==== Exercise data ====

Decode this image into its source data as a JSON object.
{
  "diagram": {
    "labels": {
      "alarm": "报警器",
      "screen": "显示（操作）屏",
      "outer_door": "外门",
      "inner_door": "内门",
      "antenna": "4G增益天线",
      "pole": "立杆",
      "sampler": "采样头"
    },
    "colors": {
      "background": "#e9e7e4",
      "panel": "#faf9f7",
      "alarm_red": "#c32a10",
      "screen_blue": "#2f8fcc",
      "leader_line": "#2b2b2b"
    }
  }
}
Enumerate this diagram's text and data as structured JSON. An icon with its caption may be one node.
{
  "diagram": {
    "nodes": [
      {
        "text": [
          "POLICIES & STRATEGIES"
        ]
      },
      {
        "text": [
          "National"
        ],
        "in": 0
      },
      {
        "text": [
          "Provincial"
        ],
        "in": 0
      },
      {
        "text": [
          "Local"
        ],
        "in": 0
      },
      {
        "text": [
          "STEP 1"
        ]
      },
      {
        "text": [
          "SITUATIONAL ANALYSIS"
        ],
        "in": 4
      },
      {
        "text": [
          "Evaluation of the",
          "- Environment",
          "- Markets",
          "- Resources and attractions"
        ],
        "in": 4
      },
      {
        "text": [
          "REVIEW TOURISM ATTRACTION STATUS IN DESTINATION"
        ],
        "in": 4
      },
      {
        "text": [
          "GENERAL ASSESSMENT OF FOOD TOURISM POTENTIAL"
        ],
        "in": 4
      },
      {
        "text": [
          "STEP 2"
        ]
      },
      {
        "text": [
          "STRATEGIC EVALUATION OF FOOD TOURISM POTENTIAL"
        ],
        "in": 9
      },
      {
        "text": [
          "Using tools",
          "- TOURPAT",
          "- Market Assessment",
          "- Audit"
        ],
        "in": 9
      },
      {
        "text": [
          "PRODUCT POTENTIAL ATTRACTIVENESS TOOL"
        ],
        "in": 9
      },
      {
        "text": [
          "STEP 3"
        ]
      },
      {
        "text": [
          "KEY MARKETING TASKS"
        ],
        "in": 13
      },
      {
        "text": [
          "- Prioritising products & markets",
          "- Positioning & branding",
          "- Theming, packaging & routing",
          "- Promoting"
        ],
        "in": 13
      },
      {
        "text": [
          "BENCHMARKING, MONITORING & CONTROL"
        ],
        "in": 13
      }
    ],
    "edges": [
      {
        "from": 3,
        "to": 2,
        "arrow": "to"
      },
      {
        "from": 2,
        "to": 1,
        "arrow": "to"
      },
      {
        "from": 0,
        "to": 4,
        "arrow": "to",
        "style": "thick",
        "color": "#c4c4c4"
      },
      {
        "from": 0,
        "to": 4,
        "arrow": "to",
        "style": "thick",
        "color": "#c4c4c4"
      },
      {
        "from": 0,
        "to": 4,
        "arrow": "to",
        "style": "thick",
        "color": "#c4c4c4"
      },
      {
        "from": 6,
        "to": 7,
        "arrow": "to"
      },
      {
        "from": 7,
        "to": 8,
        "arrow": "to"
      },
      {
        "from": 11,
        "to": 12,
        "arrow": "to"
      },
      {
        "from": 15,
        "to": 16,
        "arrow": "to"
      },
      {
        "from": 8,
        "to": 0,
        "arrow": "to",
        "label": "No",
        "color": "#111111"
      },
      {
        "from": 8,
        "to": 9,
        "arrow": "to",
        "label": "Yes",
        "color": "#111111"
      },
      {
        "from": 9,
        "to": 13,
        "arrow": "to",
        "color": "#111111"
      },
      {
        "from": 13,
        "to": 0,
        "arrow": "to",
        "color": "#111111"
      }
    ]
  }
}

====

**What you should do**
All entries must be repeated verbatim.

**Answer for this exercise**
Decode this image into its source data as a JSON object.
{
  "diagram": {
    "labels": {
      "alarm": "报警器",
      "screen": "显示（操作）屏",
      "outer_door": "外门",
      "inner_door": "内门",
      "antenna": "4G增益天线",
      "pole": "立杆",
      "sampler": "采样头"
    },
    "colors": {
      "background": "#e9e7e4",
      "panel": "#faf9f7",
      "alarm_red": "#c32a10",
      "screen_blue": "#2f8fcc",
      "leader_line": "#2b2b2b"
    }
  }
}
Enumerate this diagram's text and data as structured JSON. An icon with its caption may be one node.
{
  "diagram": {
    "nodes": [
      {
        "text": [
          "POLICIES & STRATEGIES"
        ]
      },
      {
        "text": [
          "National"
        ],
        "in": 0
      },
      {
        "text": [
          "Provincial"
        ],
        "in": 0
      },
      {
        "text": [
          "Local"
        ],
        "in": 0
      },
      {
        "text": [
          "STEP 1"
        ]
      },
      {
        "text": [
          "SITUATIONAL ANALYSIS"
        ],
        "in": 4
      },
      {
        "text": [
          "Evaluation of the",
          "- Environment",
          "- Markets",
          "- Resources and attractions"
        ],
        "in": 4
      },
      {
        "text": [
          "REVIEW TOURISM ATTRACTION STATUS IN DESTINATION"
        ],
        "in": 4
      },
      {
        "text": [
          "GENERAL ASSESSMENT OF FOOD TOURISM POTENTIAL"
        ],
        "in": 4
      },
      {
        "text": [
          "STEP 2"
        ]
      },
      {
        "text": [
          "STRATEGIC EVALUATION OF FOOD TOURISM POTENTIAL"
        ],
        "in": 9
      },
      {
        "text": [
          "Using tools",
          "- TOURPAT",
          "- Market Assessment",
          "- Audit"
        ],
        "in": 9
      },
      {
        "text": [
          "PRODUCT POTENTIAL ATTRACTIVENESS TOOL"
        ],
        "in": 9
      },
      {
        "text": [
          "STEP 3"
        ]
      },
      {
        "text": [
          "KEY MARKETING TASKS"
        ],
        "in": 13
      },
      {
        "text": [
          "- Prioritising products & markets",
          "- Positioning & branding",
          "- Theming, packaging & routing",
          "- Promoting"
        ],
        "in": 13
      },
      {
        "text": [
          "BENCHMARKING, MONITORING & CONTROL"
        ],
        "in": 13
      }
    ],
    "edges": [
      {
        "from": 3,
        "to": 2,
        "arrow": "to"
      },
      {
        "from": 2,
        "to": 1,
        "arrow": "to"
      },
      {
        "from": 0,
        "to": 4,
        "arrow": "to",
        "style": "thick",
        "color": "#c4c4c4"
      },
      {
        "from": 0,
        "to": 4,
        "arrow": "to",
        "style": "thick",
        "color": "#c4c4c4"
      },
      {
        "from": 0,
        "to": 4,
        "arrow": "to",
        "style": "thick",
        "color": "#c4c4c4"
      },
      {
        "from": 6,
        "to": 7,
        "arrow": "to"
      },
      {
        "from": 7,
        "to": 8,
        "arrow": "to"
      },
      {
        "from": 11,
        "to": 12,
        "arrow": "to"
      },
      {
        "from": 15,
        "to": 16,
        "arrow": "to"
      },
      {
        "from": 8,
        "to": 0,
        "arrow": "to",
        "label": "No",
        "color": "#111111"
      },
      {
        "from": 8,
        "to": 9,
        "arrow": "to",
        "label": "Yes",
        "color": "#111111"
      },
      {
        "from": 9,
        "to": 13,
        "arrow": "to",
        "color": "#111111"
      },
      {
        "from": 13,
        "to": 0,
        "arrow": "to",
        "color": "#111111"
      }
    ]
  }
}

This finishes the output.